Entries supplied —
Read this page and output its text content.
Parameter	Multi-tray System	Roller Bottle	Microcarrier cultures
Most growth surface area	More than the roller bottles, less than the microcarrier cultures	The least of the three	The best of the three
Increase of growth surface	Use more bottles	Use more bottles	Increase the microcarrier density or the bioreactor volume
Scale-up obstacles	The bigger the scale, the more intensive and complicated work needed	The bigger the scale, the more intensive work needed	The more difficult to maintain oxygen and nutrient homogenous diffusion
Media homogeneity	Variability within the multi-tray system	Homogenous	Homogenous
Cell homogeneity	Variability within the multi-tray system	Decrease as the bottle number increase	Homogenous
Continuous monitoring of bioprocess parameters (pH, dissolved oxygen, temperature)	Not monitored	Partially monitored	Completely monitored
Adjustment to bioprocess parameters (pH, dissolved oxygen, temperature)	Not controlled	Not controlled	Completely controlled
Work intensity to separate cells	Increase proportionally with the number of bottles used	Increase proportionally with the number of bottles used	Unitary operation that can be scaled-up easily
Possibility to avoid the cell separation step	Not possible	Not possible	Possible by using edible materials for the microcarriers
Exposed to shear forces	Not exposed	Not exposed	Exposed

What the exercise asks — The answer is every line in the data where the word "parameters" appears.

Task result —
Continuous monitoring of bioprocess parameters (pH, dissolved oxygen, temperature)	Not monitored	Partially monitored	Completely monitored
Adjustment to bioprocess parameters (pH, dissolved oxygen, temperature)	Not controlled	Not controlled	Completely controlled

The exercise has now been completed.